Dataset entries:

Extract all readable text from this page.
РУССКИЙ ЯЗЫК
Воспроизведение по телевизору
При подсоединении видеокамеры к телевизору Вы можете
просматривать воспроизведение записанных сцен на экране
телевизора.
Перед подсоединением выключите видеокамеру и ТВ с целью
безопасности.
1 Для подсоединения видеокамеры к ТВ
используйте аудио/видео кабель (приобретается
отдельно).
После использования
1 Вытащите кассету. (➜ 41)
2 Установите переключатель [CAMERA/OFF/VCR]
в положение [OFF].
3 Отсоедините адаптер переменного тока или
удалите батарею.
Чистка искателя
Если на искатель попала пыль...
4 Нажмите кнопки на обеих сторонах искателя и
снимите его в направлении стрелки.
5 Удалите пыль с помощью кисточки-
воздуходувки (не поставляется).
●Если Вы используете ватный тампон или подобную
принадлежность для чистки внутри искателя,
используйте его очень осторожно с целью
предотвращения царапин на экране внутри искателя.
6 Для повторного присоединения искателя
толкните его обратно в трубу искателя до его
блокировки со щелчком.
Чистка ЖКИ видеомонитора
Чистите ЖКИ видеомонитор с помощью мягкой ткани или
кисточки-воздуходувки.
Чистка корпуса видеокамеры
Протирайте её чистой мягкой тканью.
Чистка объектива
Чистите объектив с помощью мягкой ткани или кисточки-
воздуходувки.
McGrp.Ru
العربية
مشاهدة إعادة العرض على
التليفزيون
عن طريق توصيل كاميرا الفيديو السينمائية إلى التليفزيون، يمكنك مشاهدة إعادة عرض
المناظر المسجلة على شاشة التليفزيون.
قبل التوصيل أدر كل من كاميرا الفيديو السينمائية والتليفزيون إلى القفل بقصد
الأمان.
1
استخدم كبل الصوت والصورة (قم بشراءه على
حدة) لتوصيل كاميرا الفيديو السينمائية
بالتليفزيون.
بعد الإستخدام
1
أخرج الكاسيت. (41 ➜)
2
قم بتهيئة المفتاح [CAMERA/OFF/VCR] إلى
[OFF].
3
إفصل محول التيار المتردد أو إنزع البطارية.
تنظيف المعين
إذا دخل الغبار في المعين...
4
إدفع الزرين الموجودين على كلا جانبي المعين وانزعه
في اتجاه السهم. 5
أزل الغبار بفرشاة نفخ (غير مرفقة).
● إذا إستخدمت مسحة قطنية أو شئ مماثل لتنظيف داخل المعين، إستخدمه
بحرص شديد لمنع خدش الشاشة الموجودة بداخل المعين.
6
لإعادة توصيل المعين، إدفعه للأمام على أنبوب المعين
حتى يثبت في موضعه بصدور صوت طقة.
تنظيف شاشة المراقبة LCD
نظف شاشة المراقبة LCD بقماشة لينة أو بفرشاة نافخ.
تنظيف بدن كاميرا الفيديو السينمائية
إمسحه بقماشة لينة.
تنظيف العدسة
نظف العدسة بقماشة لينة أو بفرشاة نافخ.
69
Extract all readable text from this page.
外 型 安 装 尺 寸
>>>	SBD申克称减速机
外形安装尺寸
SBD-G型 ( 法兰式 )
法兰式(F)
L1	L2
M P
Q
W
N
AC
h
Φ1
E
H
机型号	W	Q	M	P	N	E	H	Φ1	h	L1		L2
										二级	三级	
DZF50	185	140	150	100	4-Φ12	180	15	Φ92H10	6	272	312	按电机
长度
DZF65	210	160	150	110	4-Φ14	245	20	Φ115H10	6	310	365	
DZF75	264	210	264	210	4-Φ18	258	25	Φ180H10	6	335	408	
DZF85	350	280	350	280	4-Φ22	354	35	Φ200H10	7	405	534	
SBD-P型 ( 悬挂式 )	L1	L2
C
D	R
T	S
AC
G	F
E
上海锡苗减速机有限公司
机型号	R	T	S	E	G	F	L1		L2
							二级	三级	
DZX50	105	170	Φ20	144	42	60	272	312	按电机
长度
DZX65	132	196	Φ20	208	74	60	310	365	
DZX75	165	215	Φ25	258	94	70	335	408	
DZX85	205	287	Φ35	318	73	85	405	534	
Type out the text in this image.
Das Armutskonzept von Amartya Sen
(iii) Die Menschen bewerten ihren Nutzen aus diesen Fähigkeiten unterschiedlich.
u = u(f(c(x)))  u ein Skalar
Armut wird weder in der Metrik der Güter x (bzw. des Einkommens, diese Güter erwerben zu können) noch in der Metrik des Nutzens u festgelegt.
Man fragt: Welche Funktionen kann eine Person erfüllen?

■ **Short exercise**:
Count each line of the data where the word "кисточки" appears, then reply with the total only.

■ **Right answer**:
3